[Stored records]
· · · · · · ·

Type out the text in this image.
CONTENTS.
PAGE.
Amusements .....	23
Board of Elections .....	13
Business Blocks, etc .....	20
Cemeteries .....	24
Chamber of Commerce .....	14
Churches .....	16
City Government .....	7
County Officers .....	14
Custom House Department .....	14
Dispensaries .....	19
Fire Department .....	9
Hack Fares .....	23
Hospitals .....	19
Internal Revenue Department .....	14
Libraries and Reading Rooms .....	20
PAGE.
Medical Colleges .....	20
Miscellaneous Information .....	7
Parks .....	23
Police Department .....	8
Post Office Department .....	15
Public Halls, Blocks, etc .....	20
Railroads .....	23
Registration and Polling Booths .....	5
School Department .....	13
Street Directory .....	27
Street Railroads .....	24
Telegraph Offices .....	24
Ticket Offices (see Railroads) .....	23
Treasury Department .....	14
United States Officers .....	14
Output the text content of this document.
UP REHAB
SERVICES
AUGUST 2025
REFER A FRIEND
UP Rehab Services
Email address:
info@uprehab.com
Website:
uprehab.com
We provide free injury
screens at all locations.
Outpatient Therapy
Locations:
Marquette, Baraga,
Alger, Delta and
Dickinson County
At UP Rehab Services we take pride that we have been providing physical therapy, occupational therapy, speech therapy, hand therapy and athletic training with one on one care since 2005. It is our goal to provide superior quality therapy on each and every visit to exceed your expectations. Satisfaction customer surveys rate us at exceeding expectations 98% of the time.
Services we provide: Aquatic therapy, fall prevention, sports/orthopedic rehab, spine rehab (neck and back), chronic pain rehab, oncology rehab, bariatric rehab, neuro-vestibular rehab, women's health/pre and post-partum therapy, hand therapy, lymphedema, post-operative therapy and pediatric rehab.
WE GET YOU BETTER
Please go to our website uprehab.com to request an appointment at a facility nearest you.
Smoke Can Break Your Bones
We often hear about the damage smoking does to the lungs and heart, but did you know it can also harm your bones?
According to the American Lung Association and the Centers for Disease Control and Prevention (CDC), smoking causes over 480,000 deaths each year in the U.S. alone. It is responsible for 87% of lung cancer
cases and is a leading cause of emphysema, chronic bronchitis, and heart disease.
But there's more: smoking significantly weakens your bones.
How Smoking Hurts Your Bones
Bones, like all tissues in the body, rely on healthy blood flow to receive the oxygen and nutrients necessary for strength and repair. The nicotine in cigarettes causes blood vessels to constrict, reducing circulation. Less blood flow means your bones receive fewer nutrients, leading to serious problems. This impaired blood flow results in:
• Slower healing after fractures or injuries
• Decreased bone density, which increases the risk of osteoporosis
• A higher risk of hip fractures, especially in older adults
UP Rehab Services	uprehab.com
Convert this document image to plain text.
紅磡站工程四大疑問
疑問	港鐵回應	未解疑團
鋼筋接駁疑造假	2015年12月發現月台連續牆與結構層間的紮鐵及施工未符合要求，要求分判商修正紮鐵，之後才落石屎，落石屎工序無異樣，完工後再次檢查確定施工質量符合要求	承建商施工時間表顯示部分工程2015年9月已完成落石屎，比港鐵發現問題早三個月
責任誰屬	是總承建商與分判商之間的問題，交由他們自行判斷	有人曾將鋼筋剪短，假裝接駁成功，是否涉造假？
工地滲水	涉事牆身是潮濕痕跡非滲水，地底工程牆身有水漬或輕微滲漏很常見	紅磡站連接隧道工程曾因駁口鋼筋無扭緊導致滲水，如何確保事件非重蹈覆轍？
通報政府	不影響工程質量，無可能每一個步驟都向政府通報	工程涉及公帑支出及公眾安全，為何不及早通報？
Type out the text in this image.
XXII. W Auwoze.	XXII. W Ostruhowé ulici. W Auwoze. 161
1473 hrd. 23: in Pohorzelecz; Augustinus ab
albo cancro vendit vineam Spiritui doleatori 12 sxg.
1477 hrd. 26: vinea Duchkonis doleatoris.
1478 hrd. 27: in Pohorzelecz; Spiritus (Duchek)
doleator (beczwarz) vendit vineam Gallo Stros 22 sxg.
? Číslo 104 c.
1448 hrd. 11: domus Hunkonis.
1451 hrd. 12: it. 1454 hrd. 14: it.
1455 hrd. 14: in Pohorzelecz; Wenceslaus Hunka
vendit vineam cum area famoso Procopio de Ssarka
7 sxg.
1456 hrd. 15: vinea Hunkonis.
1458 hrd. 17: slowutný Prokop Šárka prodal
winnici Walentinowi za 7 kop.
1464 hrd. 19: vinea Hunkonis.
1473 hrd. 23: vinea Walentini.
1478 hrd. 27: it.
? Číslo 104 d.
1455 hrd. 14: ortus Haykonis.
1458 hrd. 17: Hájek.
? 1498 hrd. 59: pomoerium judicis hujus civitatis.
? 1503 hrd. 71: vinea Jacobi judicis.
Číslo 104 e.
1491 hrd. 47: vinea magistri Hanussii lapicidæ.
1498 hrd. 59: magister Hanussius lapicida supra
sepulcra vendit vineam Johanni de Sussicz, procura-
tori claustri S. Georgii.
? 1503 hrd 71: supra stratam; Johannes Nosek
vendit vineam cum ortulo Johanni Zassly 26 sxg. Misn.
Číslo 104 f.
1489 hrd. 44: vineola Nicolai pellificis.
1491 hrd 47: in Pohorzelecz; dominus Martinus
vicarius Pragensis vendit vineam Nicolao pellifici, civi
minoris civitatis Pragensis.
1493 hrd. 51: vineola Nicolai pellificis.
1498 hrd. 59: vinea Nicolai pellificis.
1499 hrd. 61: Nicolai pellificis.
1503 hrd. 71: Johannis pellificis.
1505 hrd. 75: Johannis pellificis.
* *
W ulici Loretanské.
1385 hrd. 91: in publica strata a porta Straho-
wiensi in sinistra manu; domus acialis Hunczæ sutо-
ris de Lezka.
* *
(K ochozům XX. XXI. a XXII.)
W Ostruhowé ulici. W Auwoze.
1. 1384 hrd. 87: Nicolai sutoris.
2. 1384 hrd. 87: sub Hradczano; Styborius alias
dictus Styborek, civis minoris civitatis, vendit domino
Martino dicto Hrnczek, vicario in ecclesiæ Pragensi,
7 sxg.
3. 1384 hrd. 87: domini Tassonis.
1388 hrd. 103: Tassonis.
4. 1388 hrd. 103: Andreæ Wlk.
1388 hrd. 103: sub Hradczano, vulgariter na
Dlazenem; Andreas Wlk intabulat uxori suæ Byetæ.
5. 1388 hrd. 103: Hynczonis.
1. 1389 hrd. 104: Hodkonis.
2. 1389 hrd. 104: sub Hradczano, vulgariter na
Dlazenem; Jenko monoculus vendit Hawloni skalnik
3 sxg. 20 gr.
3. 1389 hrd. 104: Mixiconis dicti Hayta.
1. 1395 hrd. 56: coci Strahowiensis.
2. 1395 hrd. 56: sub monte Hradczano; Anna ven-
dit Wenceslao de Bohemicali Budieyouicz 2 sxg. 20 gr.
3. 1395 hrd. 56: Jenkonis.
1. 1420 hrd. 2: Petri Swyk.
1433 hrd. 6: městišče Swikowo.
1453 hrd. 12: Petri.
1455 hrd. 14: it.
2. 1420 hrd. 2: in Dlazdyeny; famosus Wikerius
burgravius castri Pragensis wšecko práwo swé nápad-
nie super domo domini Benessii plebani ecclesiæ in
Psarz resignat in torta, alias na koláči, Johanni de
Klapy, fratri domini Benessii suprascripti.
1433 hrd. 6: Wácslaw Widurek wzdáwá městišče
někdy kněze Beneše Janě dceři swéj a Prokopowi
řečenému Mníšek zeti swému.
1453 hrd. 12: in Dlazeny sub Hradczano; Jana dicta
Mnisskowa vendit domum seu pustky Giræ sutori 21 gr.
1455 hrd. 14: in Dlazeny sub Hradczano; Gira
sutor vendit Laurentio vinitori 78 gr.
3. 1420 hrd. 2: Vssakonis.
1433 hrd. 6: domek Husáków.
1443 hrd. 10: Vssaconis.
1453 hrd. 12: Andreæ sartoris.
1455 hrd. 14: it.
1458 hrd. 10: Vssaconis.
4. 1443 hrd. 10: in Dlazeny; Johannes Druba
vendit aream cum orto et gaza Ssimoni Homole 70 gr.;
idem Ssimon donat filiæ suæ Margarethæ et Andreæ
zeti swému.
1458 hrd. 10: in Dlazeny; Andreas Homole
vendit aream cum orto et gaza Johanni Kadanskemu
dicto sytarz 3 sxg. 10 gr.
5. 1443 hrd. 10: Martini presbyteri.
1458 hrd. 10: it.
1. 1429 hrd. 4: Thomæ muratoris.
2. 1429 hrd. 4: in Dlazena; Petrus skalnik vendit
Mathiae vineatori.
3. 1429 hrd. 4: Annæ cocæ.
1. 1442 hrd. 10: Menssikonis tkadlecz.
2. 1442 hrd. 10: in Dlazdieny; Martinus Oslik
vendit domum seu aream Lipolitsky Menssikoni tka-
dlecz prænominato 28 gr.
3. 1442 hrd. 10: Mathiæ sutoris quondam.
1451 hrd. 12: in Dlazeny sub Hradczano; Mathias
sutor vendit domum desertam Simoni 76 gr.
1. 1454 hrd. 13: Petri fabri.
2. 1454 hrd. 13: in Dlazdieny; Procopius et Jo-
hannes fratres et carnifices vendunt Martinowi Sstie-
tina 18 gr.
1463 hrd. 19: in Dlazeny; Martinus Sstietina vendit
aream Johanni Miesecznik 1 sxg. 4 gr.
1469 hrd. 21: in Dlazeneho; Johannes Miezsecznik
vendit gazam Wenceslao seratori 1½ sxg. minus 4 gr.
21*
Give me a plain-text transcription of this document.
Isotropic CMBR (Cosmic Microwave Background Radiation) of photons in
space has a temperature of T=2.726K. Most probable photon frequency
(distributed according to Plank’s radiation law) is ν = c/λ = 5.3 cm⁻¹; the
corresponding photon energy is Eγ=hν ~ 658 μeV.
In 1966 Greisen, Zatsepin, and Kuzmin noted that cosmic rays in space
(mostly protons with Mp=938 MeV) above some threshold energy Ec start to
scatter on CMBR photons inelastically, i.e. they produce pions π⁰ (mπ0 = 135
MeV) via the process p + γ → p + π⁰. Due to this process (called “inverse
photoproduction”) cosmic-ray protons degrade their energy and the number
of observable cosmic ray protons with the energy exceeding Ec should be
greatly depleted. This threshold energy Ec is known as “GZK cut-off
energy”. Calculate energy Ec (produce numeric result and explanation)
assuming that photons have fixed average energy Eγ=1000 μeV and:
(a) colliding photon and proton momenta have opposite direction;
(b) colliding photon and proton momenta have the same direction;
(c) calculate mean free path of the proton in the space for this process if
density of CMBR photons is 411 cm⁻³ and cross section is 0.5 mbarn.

· · · · · · ·

Transcribe only the trailing portion of the entries above: the line that contains "Give me a plain-text" and each line after it.

Give me a plain-text transcription of this document.
Isotropic CMBR (Cosmic Microwave Background Radiation) of photons in
space has a temperature of T=2.726K. Most probable photon frequency
(distributed according to Plank’s radiation law) is ν = c/λ = 5.3 cm⁻¹; the
corresponding photon energy is Eγ=hν ~ 658 μeV.
In 1966 Greisen, Zatsepin, and Kuzmin noted that cosmic rays in space
(mostly protons with Mp=938 MeV) above some threshold energy Ec start to
scatter on CMBR photons inelastically, i.e. they produce pions π⁰ (mπ0 = 135
MeV) via the process p + γ → p + π⁰. Due to this process (called “inverse
photoproduction”) cosmic-ray protons degrade their energy and the number
of observable cosmic ray protons with the energy exceeding Ec should be
greatly depleted. This threshold energy Ec is known as “GZK cut-off
energy”. Calculate energy Ec (produce numeric result and explanation)
assuming that photons have fixed average energy Eγ=1000 μeV and:
(a) colliding photon and proton momenta have opposite direction;
(b) colliding photon and proton momenta have the same direction;
(c) calculate mean free path of the proton in the space for this process if
density of CMBR photons is 411 cm⁻³ and cross section is 0.5 mbarn.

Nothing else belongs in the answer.